EXERCISE OBJECTIVE
Identify the lines that contain the string "right" and copy all of them.

THE RECORDS

Start

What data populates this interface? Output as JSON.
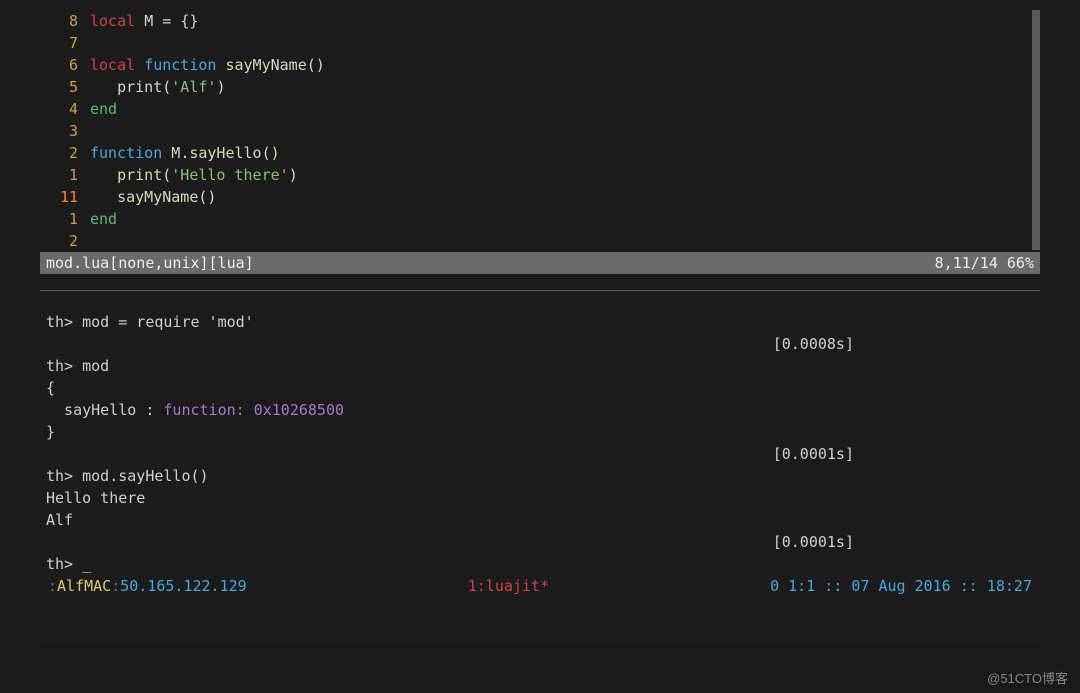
{
  "editor": {
    "lines": [
      {
        "n": "8",
        "current": false,
        "tokens": [
          {
            "t": "local ",
            "c": "kw-local"
          },
          {
            "t": "M ",
            "c": "ident"
          },
          {
            "t": "= ",
            "c": "op"
          },
          {
            "t": "{}",
            "c": "plain"
          }
        ]
      },
      {
        "n": "7",
        "current": false,
        "tokens": []
      },
      {
        "n": "6",
        "current": false,
        "tokens": [
          {
            "t": "local ",
            "c": "kw-local"
          },
          {
            "t": "function ",
            "c": "kw-function"
          },
          {
            "t": "sayMyName",
            "c": "fn-name"
          },
          {
            "t": "()",
            "c": "paren"
          }
        ]
      },
      {
        "n": "5",
        "current": false,
        "tokens": [
          {
            "t": "   ",
            "c": "plain"
          },
          {
            "t": "print",
            "c": "fn-name"
          },
          {
            "t": "(",
            "c": "paren"
          },
          {
            "t": "'Alf'",
            "c": "str"
          },
          {
            "t": ")",
            "c": "paren"
          }
        ]
      },
      {
        "n": "4",
        "current": false,
        "tokens": [
          {
            "t": "end",
            "c": "kw-end"
          }
        ]
      },
      {
        "n": "3",
        "current": false,
        "tokens": []
      },
      {
        "n": "2",
        "current": false,
        "tokens": [
          {
            "t": "function ",
            "c": "kw-function"
          },
          {
            "t": "M",
            "c": "ident"
          },
          {
            "t": ".",
            "c": "dot"
          },
          {
            "t": "sayHello",
            "c": "fn-name"
          },
          {
            "t": "()",
            "c": "paren"
          }
        ]
      },
      {
        "n": "1",
        "current": false,
        "tokens": [
          {
            "t": "   ",
            "c": "plain"
          },
          {
            "t": "print",
            "c": "fn-name"
          },
          {
            "t": "(",
            "c": "paren"
          },
          {
            "t": "'Hello there'",
            "c": "str"
          },
          {
            "t": ")",
            "c": "paren"
          }
        ]
      },
      {
        "n": "11",
        "current": true,
        "tokens": [
          {
            "t": "   ",
            "c": "plain"
          },
          {
            "t": "sayMyName",
            "c": "fn-name"
          },
          {
            "t": "()",
            "c": "paren"
          }
        ]
      },
      {
        "n": "1",
        "current": false,
        "tokens": [
          {
            "t": "end",
            "c": "kw-end"
          }
        ]
      },
      {
        "n": "2",
        "current": false,
        "tokens": []
      }
    ]
  },
  "status": {
    "left": "mod.lua[none,unix][lua]",
    "right": "8,11/14 66%"
  },
  "terminal": {
    "lines": [
      {
        "type": "cmd",
        "prompt": "th> ",
        "text": "mod = require 'mod'"
      },
      {
        "type": "time",
        "text": "[0.0008s]"
      },
      {
        "type": "cmd",
        "prompt": "th> ",
        "text": "mod"
      },
      {
        "type": "out",
        "text": "{"
      },
      {
        "type": "func",
        "key": "  sayHello : ",
        "val": "function: 0x10268500"
      },
      {
        "type": "out",
        "text": "}"
      },
      {
        "type": "time",
        "text": "[0.0001s]"
      },
      {
        "type": "cmd",
        "prompt": "th> ",
        "text": "mod.sayHello()"
      },
      {
        "type": "out",
        "text": "Hello there"
      },
      {
        "type": "out",
        "text": "Alf"
      },
      {
        "type": "time",
        "text": "[0.0001s]"
      },
      {
        "type": "cmd",
        "prompt": "th> ",
        "text": "_"
      }
    ]
  },
  "tmux": {
    "left_prefix": ": ",
    "host": "AlfMAC",
    "mid_sep": " : ",
    "ip": "50.165.122.129",
    "center": "1:luajit*",
    "right": "0 1:1 :: 07 Aug 2016 :: 18:27"
  },
  "watermark": "@51CTO博客"
}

End

FULL ANSWER
    "right": "8,11/14 66%"
    "right": "0 1:1 :: 07 Aug 2016 :: 18:27"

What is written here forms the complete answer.